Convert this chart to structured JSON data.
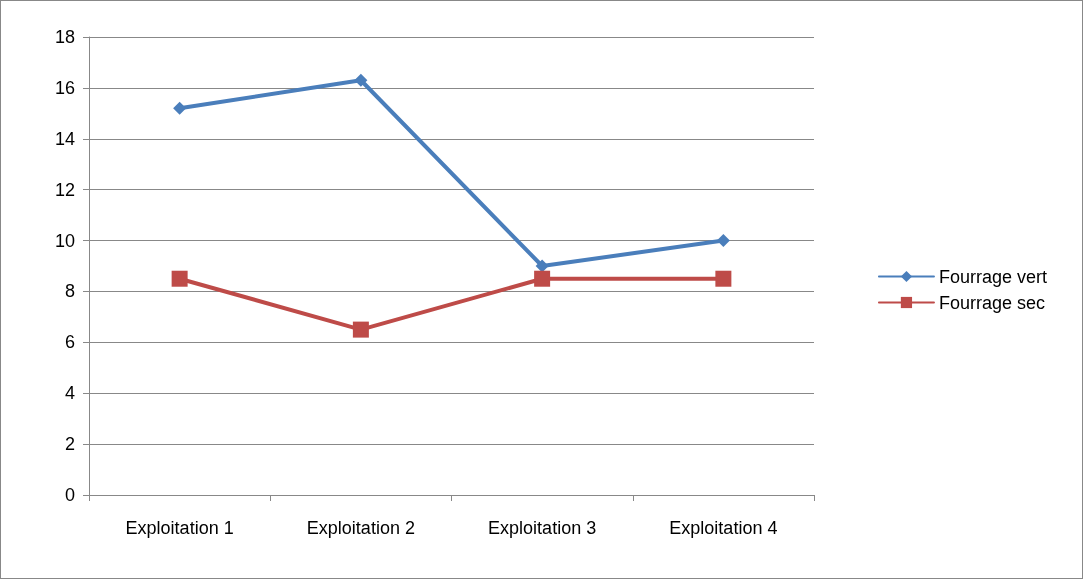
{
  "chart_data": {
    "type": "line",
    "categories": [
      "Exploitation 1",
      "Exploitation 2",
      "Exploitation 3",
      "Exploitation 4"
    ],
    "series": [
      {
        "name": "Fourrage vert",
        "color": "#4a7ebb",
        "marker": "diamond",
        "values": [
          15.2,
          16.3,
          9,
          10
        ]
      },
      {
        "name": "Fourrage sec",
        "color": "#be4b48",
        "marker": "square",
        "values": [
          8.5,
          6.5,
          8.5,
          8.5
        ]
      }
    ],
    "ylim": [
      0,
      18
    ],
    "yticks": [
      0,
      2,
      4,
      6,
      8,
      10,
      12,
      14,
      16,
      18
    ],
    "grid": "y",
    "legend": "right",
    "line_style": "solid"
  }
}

□ □ □ □ □ □ □

#### What is asked
The pictures should not be reproduced; quote all of the other material exactly.

#### Exercise output
Convert this chart to structured JSON data.
{
  "chart_data": {
    "type": "line",
    "categories": [
      "Exploitation 1",
      "Exploitation 2",
      "Exploitation 3",
      "Exploitation 4"
    ],
    "series": [
      {
        "name": "Fourrage vert",
        "color": "#4a7ebb",
        "marker": "diamond",
        "values": [
          15.2,
          16.3,
          9,
          10
        ]
      },
      {
        "name": "Fourrage sec",
        "color": "#be4b48",
        "marker": "square",
        "values": [
          8.5,
          6.5,
          8.5,
          8.5
        ]
      }
    ],
    "ylim": [
      0,
      18
    ],
    "yticks": [
      0,
      2,
      4,
      6,
      8,
      10,
      12,
      14,
      16,
      18
    ],
    "grid": "y",
    "legend": "right",
    "line_style": "solid"
  }
}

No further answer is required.